[begin Input records]

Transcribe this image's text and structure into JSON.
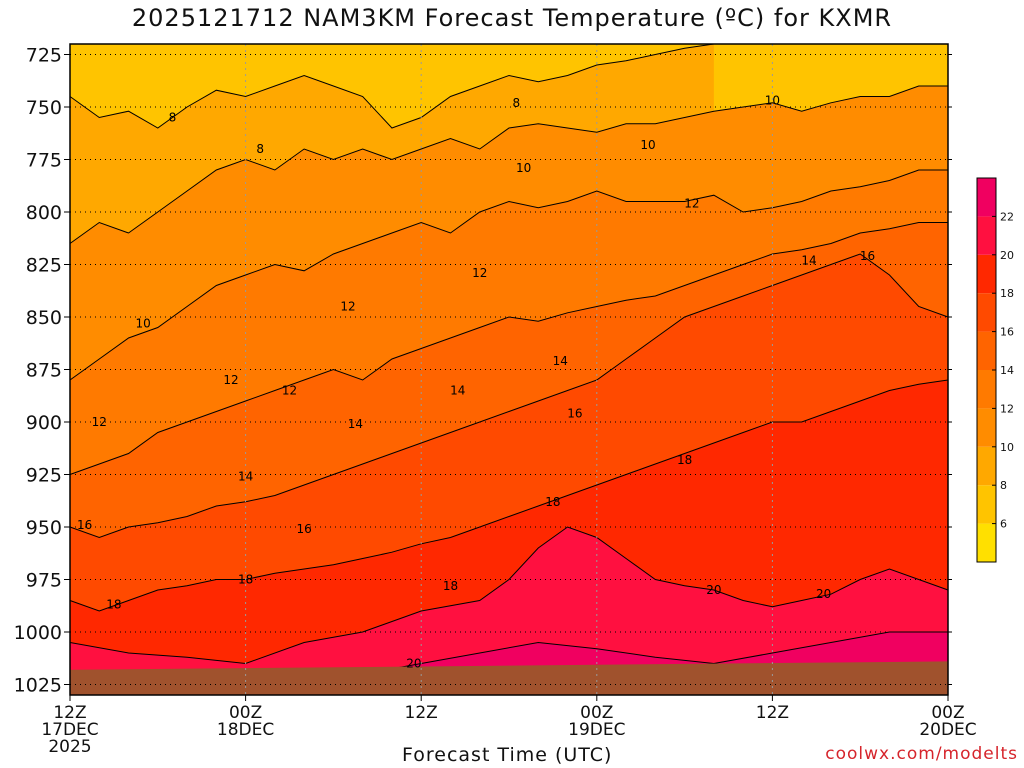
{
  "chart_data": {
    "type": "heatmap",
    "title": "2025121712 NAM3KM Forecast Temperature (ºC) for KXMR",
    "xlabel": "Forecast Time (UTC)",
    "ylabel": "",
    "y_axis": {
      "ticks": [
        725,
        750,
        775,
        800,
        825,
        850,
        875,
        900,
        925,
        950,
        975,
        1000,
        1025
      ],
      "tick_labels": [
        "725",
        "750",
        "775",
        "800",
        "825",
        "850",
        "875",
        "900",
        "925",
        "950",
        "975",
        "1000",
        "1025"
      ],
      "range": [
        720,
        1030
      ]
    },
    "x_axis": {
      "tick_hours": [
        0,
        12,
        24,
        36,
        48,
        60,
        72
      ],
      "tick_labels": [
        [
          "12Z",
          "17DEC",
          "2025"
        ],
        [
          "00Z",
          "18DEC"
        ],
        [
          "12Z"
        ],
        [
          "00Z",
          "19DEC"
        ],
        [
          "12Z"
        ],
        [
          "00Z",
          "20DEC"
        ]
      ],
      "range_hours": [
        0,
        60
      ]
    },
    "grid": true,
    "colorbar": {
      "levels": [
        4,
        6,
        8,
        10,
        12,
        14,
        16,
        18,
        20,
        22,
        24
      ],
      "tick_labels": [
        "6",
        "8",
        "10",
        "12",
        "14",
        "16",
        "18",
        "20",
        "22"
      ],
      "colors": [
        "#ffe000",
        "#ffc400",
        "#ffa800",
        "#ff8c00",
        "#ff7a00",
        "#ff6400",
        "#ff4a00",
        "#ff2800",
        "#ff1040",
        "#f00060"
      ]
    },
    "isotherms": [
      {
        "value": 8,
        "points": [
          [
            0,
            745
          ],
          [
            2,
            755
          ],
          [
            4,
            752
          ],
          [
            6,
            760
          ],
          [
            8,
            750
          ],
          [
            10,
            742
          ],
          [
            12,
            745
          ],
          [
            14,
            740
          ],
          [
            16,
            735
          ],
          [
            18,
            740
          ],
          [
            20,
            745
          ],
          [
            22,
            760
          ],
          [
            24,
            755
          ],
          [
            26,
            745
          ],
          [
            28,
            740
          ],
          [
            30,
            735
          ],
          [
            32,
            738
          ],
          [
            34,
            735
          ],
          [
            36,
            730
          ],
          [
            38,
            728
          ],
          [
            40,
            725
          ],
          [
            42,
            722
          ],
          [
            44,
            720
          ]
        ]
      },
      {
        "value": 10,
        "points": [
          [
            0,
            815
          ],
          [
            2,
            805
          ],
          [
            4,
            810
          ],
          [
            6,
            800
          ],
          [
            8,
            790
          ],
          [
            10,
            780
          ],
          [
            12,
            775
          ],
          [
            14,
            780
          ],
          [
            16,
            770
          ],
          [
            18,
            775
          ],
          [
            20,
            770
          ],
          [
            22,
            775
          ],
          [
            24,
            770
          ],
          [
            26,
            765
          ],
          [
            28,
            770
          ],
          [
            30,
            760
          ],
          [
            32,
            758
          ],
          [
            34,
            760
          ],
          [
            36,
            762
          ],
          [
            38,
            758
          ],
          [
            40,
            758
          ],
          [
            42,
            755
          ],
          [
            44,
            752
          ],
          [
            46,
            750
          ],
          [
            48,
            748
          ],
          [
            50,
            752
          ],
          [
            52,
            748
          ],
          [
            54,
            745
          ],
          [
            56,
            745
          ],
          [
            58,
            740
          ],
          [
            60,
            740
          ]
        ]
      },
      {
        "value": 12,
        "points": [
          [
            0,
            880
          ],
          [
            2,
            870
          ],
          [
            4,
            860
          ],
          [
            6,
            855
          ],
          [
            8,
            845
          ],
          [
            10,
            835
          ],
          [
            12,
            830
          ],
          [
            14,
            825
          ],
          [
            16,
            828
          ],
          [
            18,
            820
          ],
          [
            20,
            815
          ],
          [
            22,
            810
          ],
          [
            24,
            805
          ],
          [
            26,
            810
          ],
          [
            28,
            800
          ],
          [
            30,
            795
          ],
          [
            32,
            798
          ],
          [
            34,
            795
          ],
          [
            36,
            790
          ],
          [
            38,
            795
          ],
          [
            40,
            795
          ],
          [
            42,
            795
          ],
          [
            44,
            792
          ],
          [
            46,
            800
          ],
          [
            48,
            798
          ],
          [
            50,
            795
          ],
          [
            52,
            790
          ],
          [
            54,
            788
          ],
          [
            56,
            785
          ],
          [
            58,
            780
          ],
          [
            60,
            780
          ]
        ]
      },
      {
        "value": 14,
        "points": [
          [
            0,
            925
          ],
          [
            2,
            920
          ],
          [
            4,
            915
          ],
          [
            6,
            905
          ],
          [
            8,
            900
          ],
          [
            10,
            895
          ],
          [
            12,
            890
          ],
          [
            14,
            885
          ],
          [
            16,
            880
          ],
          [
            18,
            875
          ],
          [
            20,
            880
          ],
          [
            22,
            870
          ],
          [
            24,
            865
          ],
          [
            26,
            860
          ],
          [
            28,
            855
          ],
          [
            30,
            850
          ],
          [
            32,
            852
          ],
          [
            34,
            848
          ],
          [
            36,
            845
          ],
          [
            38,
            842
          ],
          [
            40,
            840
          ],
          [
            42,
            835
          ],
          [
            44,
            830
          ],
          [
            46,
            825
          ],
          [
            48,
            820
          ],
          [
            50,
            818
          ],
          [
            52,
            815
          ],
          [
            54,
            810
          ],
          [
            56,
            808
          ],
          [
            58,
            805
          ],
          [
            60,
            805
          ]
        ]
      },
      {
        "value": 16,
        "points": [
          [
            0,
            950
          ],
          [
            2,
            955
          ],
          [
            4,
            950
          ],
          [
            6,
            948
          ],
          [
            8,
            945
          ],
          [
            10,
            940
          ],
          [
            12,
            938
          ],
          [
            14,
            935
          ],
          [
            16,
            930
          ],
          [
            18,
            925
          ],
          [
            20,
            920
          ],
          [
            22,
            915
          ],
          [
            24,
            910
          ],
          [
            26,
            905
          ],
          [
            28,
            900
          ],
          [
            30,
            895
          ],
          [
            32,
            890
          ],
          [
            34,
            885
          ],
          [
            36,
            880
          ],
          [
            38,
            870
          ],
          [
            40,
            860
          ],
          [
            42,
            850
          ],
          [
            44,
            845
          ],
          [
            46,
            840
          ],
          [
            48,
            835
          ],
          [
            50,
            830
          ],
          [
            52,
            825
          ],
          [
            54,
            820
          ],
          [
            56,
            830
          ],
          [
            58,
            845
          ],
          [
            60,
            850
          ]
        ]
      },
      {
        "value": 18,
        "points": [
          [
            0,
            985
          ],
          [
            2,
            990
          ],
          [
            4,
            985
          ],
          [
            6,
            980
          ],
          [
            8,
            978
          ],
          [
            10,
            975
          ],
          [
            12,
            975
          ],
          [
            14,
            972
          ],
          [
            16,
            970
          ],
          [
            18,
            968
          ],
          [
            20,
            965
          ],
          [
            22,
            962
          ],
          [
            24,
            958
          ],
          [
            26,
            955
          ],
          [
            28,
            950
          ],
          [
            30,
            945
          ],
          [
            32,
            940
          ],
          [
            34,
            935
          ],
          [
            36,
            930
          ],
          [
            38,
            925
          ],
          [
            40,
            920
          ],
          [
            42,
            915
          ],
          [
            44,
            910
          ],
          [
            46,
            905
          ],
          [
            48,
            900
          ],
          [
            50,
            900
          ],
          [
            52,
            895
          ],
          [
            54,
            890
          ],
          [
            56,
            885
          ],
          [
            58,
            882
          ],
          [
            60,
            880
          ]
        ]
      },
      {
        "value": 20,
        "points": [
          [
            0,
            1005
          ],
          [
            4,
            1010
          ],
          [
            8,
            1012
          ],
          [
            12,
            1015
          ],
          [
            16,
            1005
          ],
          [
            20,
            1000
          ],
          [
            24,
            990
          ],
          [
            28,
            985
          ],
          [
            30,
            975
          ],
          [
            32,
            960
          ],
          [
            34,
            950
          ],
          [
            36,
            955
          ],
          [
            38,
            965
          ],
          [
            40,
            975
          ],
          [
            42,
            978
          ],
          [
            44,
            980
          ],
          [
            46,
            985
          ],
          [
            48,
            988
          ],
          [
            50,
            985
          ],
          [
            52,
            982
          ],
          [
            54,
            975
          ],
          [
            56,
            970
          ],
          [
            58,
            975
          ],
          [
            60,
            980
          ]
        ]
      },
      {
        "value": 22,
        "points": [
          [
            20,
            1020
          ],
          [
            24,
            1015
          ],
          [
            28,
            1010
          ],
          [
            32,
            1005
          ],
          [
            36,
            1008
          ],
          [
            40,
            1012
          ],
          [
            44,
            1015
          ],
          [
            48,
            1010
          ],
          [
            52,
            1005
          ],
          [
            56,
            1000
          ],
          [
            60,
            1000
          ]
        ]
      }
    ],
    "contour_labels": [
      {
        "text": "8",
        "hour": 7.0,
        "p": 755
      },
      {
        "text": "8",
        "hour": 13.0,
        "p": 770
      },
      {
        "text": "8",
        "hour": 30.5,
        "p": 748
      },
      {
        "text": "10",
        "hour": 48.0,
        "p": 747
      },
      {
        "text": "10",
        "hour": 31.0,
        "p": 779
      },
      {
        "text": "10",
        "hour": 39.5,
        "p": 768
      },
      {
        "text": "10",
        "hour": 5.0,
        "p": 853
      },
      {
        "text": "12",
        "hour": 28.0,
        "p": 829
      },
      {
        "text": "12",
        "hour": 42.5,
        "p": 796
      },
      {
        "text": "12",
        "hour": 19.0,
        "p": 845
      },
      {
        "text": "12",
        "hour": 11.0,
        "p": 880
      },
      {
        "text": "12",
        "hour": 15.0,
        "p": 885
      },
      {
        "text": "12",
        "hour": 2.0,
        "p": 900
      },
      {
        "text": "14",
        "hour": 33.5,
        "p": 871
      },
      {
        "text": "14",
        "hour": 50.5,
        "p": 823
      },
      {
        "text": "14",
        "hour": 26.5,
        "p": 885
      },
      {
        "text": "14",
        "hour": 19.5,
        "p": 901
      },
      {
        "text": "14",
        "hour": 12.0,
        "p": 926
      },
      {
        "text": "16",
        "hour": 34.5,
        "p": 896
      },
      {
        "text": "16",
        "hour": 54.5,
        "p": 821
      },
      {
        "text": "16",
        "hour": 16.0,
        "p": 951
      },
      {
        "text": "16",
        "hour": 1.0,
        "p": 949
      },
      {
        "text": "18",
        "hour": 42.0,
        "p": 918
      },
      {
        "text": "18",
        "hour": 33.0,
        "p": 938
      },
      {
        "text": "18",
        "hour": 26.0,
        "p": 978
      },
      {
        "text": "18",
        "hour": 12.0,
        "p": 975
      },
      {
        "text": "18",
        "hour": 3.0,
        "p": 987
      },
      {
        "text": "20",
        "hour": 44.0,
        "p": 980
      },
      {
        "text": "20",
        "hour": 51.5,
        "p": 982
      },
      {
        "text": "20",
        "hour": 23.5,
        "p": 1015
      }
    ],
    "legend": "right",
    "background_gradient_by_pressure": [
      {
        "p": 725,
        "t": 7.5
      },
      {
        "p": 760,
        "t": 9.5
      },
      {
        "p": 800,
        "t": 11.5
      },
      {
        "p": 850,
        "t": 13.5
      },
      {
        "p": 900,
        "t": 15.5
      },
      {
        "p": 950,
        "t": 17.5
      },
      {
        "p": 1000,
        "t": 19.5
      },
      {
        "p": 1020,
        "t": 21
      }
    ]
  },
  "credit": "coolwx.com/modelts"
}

[end Input records]

Exercise directions — In the records above, how many lines hold the string "value"? Reply with only the number.

Task result — 8